# Exercise goal:
All of the entries must be reproduced exactly, with no images carried over.

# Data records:
******************************

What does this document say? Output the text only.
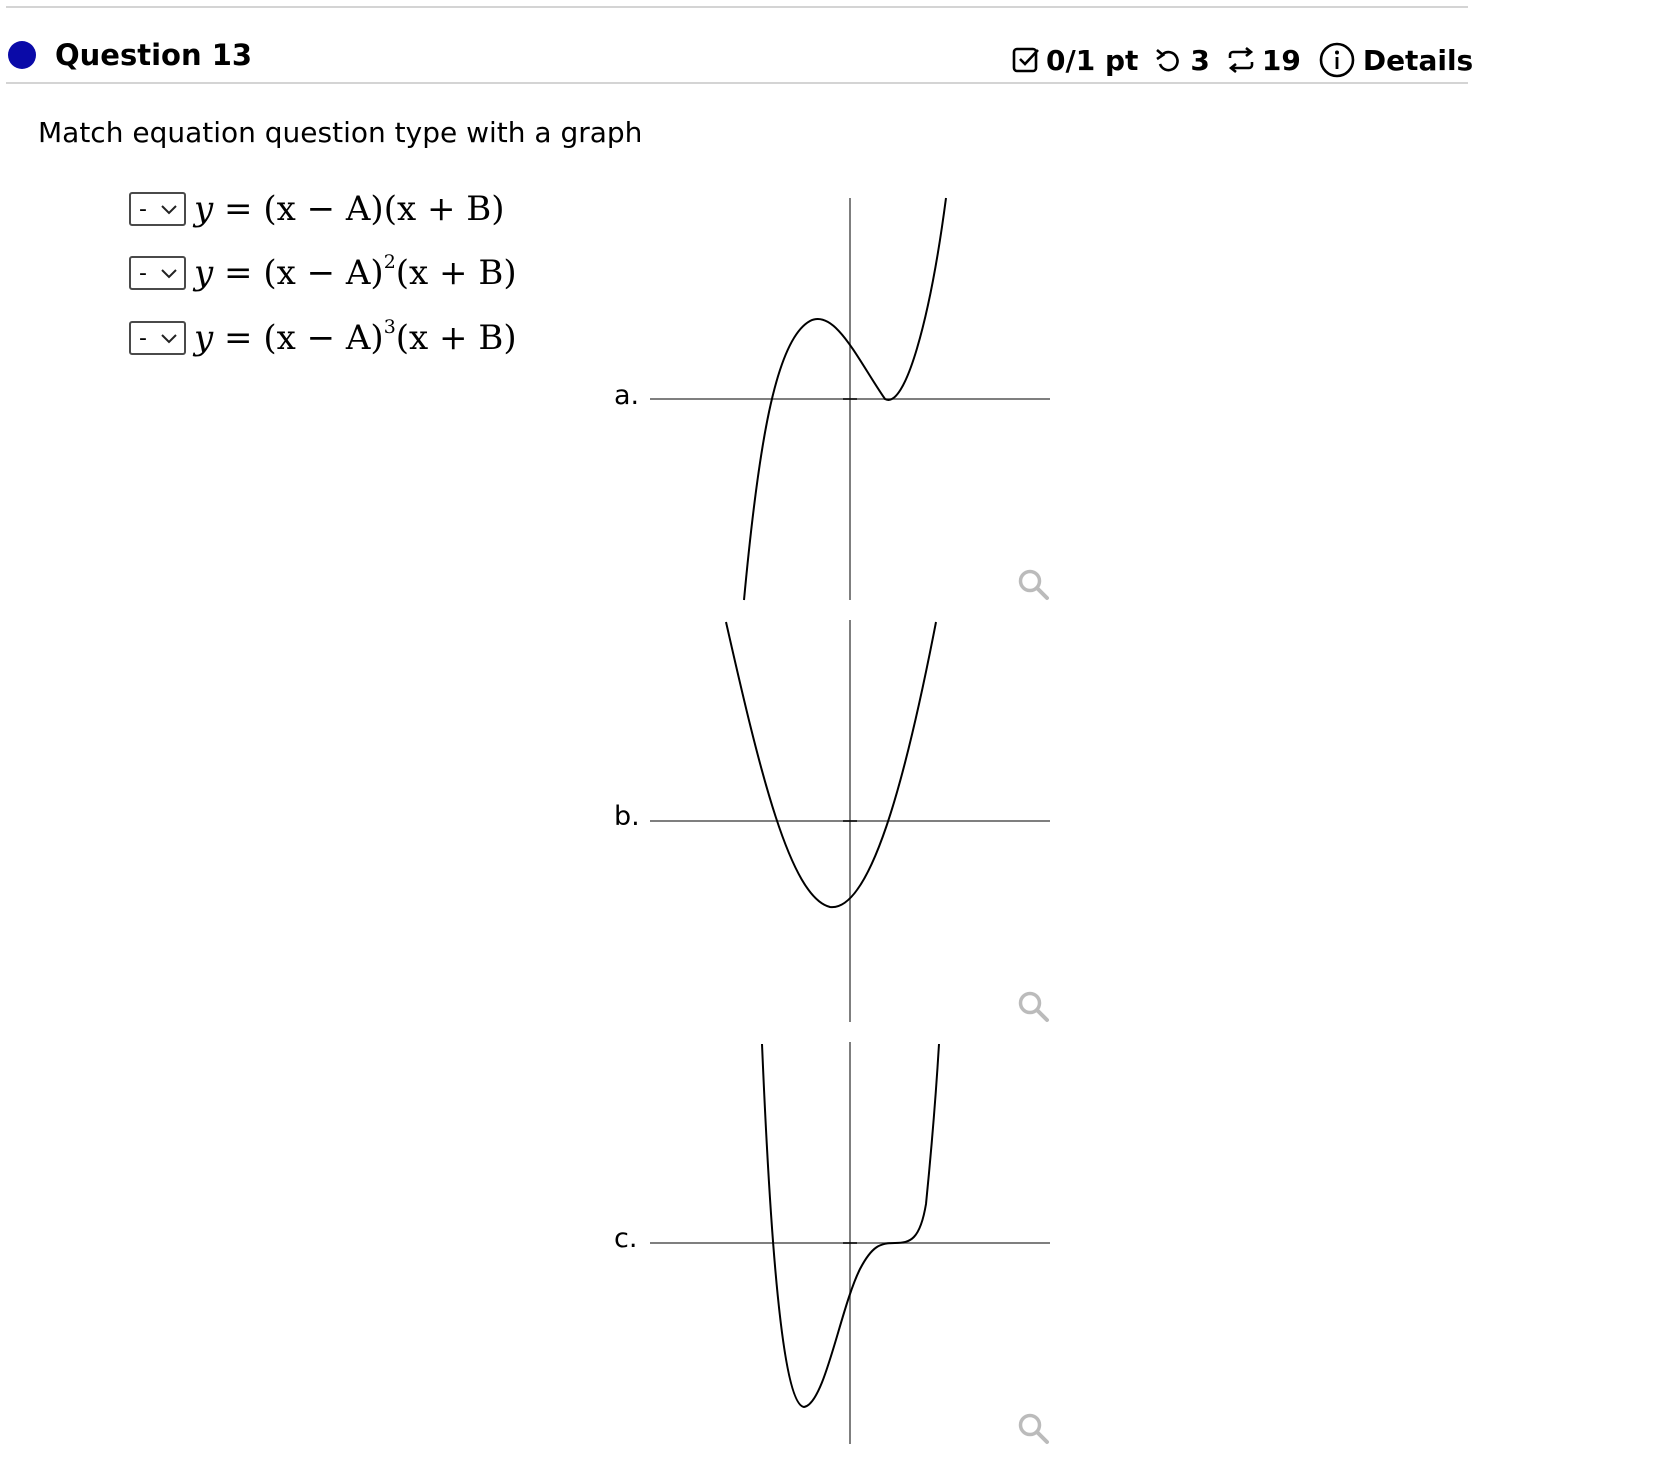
Question 13	0/1 pt 3 19 Details
Match equation question type with a graph
- y = (x − A)(x + B)
- $y = (x - A)^2(x + B)$
- $y = (x - A)^3(x + B)$
a.
b.
c.
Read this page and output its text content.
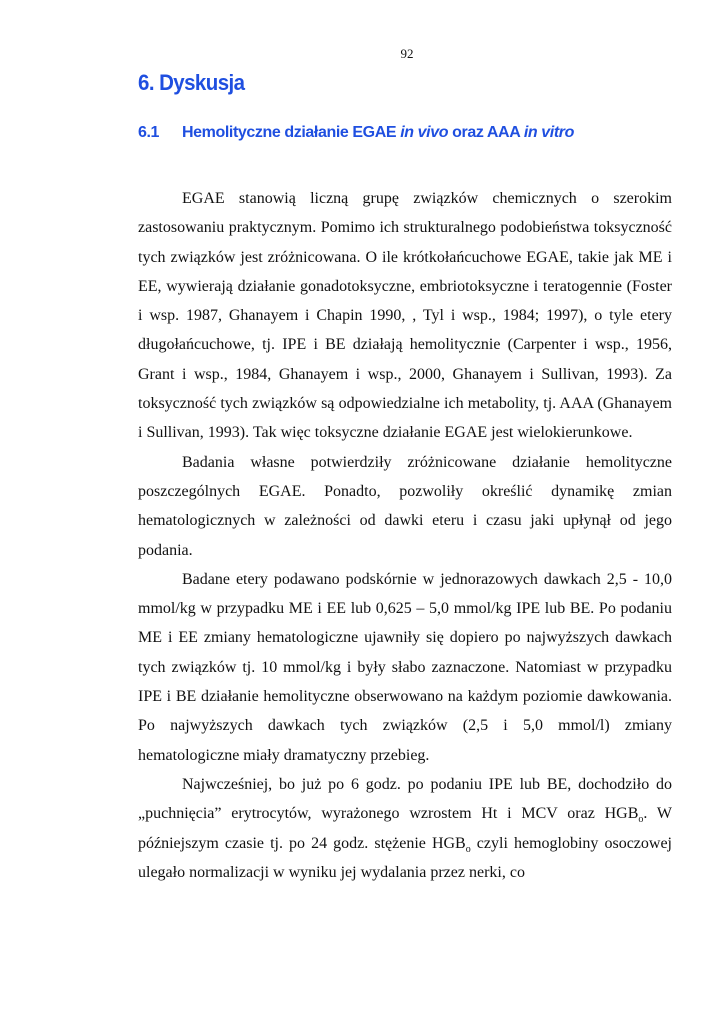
92
6. Dyskusja
6.1 Hemolityczne działanie EGAE in vivo oraz AAA in vitro

EGAE stanowią liczną grupę związków chemicznych o szerokim zastosowaniu praktycznym. Pomimo ich strukturalnego podobieństwa toksyczność tych związków jest zróżnicowana. O ile krótkołańcuchowe EGAE, takie jak ME i EE, wywierają działanie gonadotoksyczne, embriotoksyczne i teratogennie (Foster i wsp. 1987, Ghanayem i Chapin 1990, , Tyl i wsp., 1984; 1997), o tyle etery długołańcuchowe, tj. IPE i BE działają hemolitycznie (Carpenter i wsp., 1956, Grant i wsp., 1984, Ghanayem i wsp., 2000, Ghanayem i Sullivan, 1993). Za toksyczność tych związków są odpowiedzialne ich metabolity, tj. AAA (Ghanayem i Sullivan, 1993). Tak więc toksyczne działanie EGAE jest wielokierunkowe.

Badania własne potwierdziły zróżnicowane działanie hemolityczne poszczególnych EGAE. Ponadto, pozwoliły określić dynamikę zmian hematologicznych w zależności od dawki eteru i czasu jaki upłynął od jego podania.

Badane etery podawano podskórnie w jednorazowych dawkach 2,5 - 10,0 mmol/kg w przypadku ME i EE lub 0,625 – 5,0 mmol/kg IPE lub BE. Po podaniu ME i EE zmiany hematologiczne ujawniły się dopiero po najwyższych dawkach tych związków tj. 10 mmol/kg i były słabo zaznaczone. Natomiast w przypadku IPE i BE działanie hemolityczne obserwowano na każdym poziomie dawkowania. Po najwyższych dawkach tych związków (2,5 i 5,0 mmol/l) zmiany hematologiczne miały dramatyczny przebieg.

Najwcześniej, bo już po 6 godz. po podaniu IPE lub BE, dochodziło do „puchnięcia” erytrocytów, wyrażonego wzrostem Ht i MCV oraz $HGB_o$. W późniejszym czasie tj. po 24 godz. stężenie $HGB_o$ czyli hemoglobiny osoczowej ulegało normalizacji w wyniku jej wydalania przez nerki, co
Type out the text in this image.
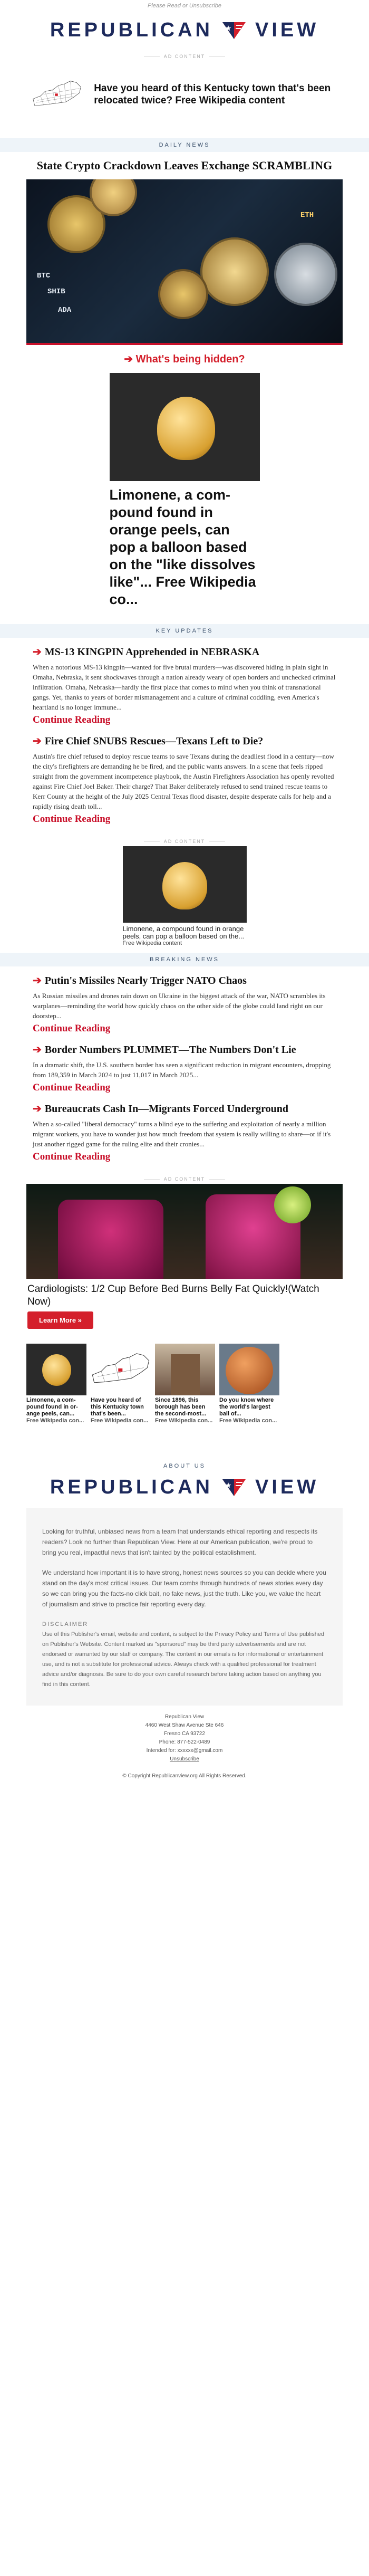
Please Read or Unsubscribe
REPUBLICAN VIEW
AD CONTENT
Have you heard of this Kentucky town that's been relocated twice? Free Wikipedia content
DAILY NEWS
State Crypto Crackdown Leaves Exchange SCRAMBLING
BTC
SHIB
ADA
ETH
➔ What's being hidden?
Limonene, a com-pound found in orange peels, can pop a balloon based on the "like dissolves like"... Free Wikipedia co...
KEY UPDATES
➔ MS-13 KINGPIN Apprehended in NEBRASKA

When a notorious MS-13 kingpin—wanted for five brutal murders—was discovered hiding in plain sight in Omaha, Nebraska, it sent shockwaves through a nation already weary of open borders and unchecked criminal infiltration. Omaha, Nebraska—hardly the first place that comes to mind when you think of transnational gangs. Yet, thanks to years of border mismanagement and a culture of criminal coddling, even America's heartland is no longer immune...

Continue Reading
➔ Fire Chief SNUBS Rescues—Texans Left to Die?

Austin's fire chief refused to deploy rescue teams to save Texans during the deadliest flood in a century—now the city's firefighters are demanding he be fired, and the public wants answers. In a scene that feels ripped straight from the government incompetence playbook, the Austin Firefighters Association has openly revolted against Fire Chief Joel Baker. Their charge? That Baker deliberately refused to send trained rescue teams to Kerr County at the height of the July 2025 Central Texas flood disaster, despite desperate calls for help and a rapidly rising death toll...

Continue Reading
AD CONTENT
Limonene, a compound found in orange peels, can pop a balloon based on the...
Free Wikipedia content
BREAKING NEWS
➔ Putin's Missiles Nearly Trigger NATO Chaos

As Russian missiles and drones rain down on Ukraine in the biggest attack of the war, NATO scrambles its warplanes—reminding the world how quickly chaos on the other side of the globe could land right on our doorstep...

Continue Reading
➔ Border Numbers PLUMMET—The Numbers Don't Lie

In a dramatic shift, the U.S. southern border has seen a significant reduction in migrant encounters, dropping from 189,359 in March 2024 to just 11,017 in March 2025...

Continue Reading
➔ Bureaucrats Cash In—Migrants Forced Underground

When a so-called "liberal democracy" turns a blind eye to the suffering and exploitation of nearly a million migrant workers, you have to wonder just how much freedom that system is really willing to share—or if it's just another rigged game for the ruling elite and their cronies...

Continue Reading
AD CONTENT
Cardiologists: 1/2 Cup Before Bed Burns Belly Fat Quickly!(Watch Now)
Learn More »
Limonene, a com-pound found in or-ange peels, can...
Free Wikipedia con...
Have you heard of this Kentucky town that's been...
Free Wikipedia con...
Since 1896, this borough has been the second-most...
Free Wikipedia con...
Do you know where the world's largest ball of...
Free Wikipedia con...
ABOUT US
REPUBLICAN VIEW

Looking for truthful, unbiased news from a team that understands ethical reporting and respects its readers? Look no further than Republican View. Here at our American publication, we're proud to bring you real, impactful news that isn't tainted by the political establishment.

We understand how important it is to have strong, honest news sources so you can decide where you stand on the day's most critical issues. Our team combs through hundreds of news stories every day so we can bring you the facts-no click bait, no fake news, just the truth. Like you, we value the heart of journalism and strive to practice fair reporting every day.

DISCLAIMER
Use of this Publisher's email, website and content, is subject to the Privacy Policy and Terms of Use published on Publisher's Website. Content marked as "sponsored" may be third party advertisements and are not endorsed or warranted by our staff or company. The content in our emails is for informational or entertainment use, and is not a substitute for professional advice. Always check with a qualified professional for treatment advice and/or diagnosis. Be sure to do your own careful research before taking action based on anything you find in this content.
Republican View
4460 West Shaw Avenue Ste 646
Fresno CA 93722
Phone: 877-522-0489
Intended for: xxxxxx@gmail.com
Unsubscribe
© Copyright Republicanview.org All Rights Reserved.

******************************

# Answer to this problem:
What does this document say? Output the text only.
Question 13	0/1 pt 3 19 Details
Match equation question type with a graph
- y = (x − A)(x + B)
- $y = (x - A)^2(x + B)$
- $y = (x - A)^3(x + B)$
a.
b.
c.
Read this page and output its text content.
92
6. Dyskusja
6.1 Hemolityczne działanie EGAE in vivo oraz AAA in vitro

EGAE stanowią liczną grupę związków chemicznych o szerokim zastosowaniu praktycznym. Pomimo ich strukturalnego podobieństwa toksyczność tych związków jest zróżnicowana. O ile krótkołańcuchowe EGAE, takie jak ME i EE, wywierają działanie gonadotoksyczne, embriotoksyczne i teratogennie (Foster i wsp. 1987, Ghanayem i Chapin 1990, , Tyl i wsp., 1984; 1997), o tyle etery długołańcuchowe, tj. IPE i BE działają hemolitycznie (Carpenter i wsp., 1956, Grant i wsp., 1984, Ghanayem i wsp., 2000, Ghanayem i Sullivan, 1993). Za toksyczność tych związków są odpowiedzialne ich metabolity, tj. AAA (Ghanayem i Sullivan, 1993). Tak więc toksyczne działanie EGAE jest wielokierunkowe.

Badania własne potwierdziły zróżnicowane działanie hemolityczne poszczególnych EGAE. Ponadto, pozwoliły określić dynamikę zmian hematologicznych w zależności od dawki eteru i czasu jaki upłynął od jego podania.

Badane etery podawano podskórnie w jednorazowych dawkach 2,5 - 10,0 mmol/kg w przypadku ME i EE lub 0,625 – 5,0 mmol/kg IPE lub BE. Po podaniu ME i EE zmiany hematologiczne ujawniły się dopiero po najwyższych dawkach tych związków tj. 10 mmol/kg i były słabo zaznaczone. Natomiast w przypadku IPE i BE działanie hemolityczne obserwowano na każdym poziomie dawkowania. Po najwyższych dawkach tych związków (2,5 i 5,0 mmol/l) zmiany hematologiczne miały dramatyczny przebieg.

Najwcześniej, bo już po 6 godz. po podaniu IPE lub BE, dochodziło do „puchnięcia” erytrocytów, wyrażonego wzrostem Ht i MCV oraz $HGB_o$. W późniejszym czasie tj. po 24 godz. stężenie $HGB_o$ czyli hemoglobiny osoczowej ulegało normalizacji w wyniku jej wydalania przez nerki, co
Type out the text in this image.
Please Read or Unsubscribe
REPUBLICAN VIEW
AD CONTENT
Have you heard of this Kentucky town that's been relocated twice? Free Wikipedia content
DAILY NEWS
State Crypto Crackdown Leaves Exchange SCRAMBLING
BTC
SHIB
ADA
ETH
➔ What's being hidden?
Limonene, a com-pound found in orange peels, can pop a balloon based on the "like dissolves like"... Free Wikipedia co...
KEY UPDATES
➔ MS-13 KINGPIN Apprehended in NEBRASKA

When a notorious MS-13 kingpin—wanted for five brutal murders—was discovered hiding in plain sight in Omaha, Nebraska, it sent shockwaves through a nation already weary of open borders and unchecked criminal infiltration. Omaha, Nebraska—hardly the first place that comes to mind when you think of transnational gangs. Yet, thanks to years of border mismanagement and a culture of criminal coddling, even America's heartland is no longer immune...

Continue Reading
➔ Fire Chief SNUBS Rescues—Texans Left to Die?

Austin's fire chief refused to deploy rescue teams to save Texans during the deadliest flood in a century—now the city's firefighters are demanding he be fired, and the public wants answers. In a scene that feels ripped straight from the government incompetence playbook, the Austin Firefighters Association has openly revolted against Fire Chief Joel Baker. Their charge? That Baker deliberately refused to send trained rescue teams to Kerr County at the height of the July 2025 Central Texas flood disaster, despite desperate calls for help and a rapidly rising death toll...

Continue Reading
AD CONTENT
Limonene, a compound found in orange peels, can pop a balloon based on the...
Free Wikipedia content
BREAKING NEWS
➔ Putin's Missiles Nearly Trigger NATO Chaos

As Russian missiles and drones rain down on Ukraine in the biggest attack of the war, NATO scrambles its warplanes—reminding the world how quickly chaos on the other side of the globe could land right on our doorstep...

Continue Reading
➔ Border Numbers PLUMMET—The Numbers Don't Lie

In a dramatic shift, the U.S. southern border has seen a significant reduction in migrant encounters, dropping from 189,359 in March 2024 to just 11,017 in March 2025...

Continue Reading
➔ Bureaucrats Cash In—Migrants Forced Underground

When a so-called "liberal democracy" turns a blind eye to the suffering and exploitation of nearly a million migrant workers, you have to wonder just how much freedom that system is really willing to share—or if it's just another rigged game for the ruling elite and their cronies...

Continue Reading
AD CONTENT
Cardiologists: 1/2 Cup Before Bed Burns Belly Fat Quickly!(Watch Now)
Learn More »
Limonene, a com-pound found in or-ange peels, can...
Free Wikipedia con...
Have you heard of this Kentucky town that's been...
Free Wikipedia con...
Since 1896, this borough has been the second-most...
Free Wikipedia con...
Do you know where the world's largest ball of...
Free Wikipedia con...
ABOUT US
REPUBLICAN VIEW

Looking for truthful, unbiased news from a team that understands ethical reporting and respects its readers? Look no further than Republican View. Here at our American publication, we're proud to bring you real, impactful news that isn't tainted by the political establishment.

We understand how important it is to have strong, honest news sources so you can decide where you stand on the day's most critical issues. Our team combs through hundreds of news stories every day so we can bring you the facts-no click bait, no fake news, just the truth. Like you, we value the heart of journalism and strive to practice fair reporting every day.

DISCLAIMER
Use of this Publisher's email, website and content, is subject to the Privacy Policy and Terms of Use published on Publisher's Website. Content marked as "sponsored" may be third party advertisements and are not endorsed or warranted by our staff or company. The content in our emails is for informational or entertainment use, and is not a substitute for professional advice. Always check with a qualified professional for treatment advice and/or diagnosis. Be sure to do your own careful research before taking action based on anything you find in this content.
Republican View
4460 West Shaw Avenue Ste 646
Fresno CA 93722
Phone: 877-522-0489
Intended for: xxxxxx@gmail.com
Unsubscribe
© Copyright Republicanview.org All Rights Reserved.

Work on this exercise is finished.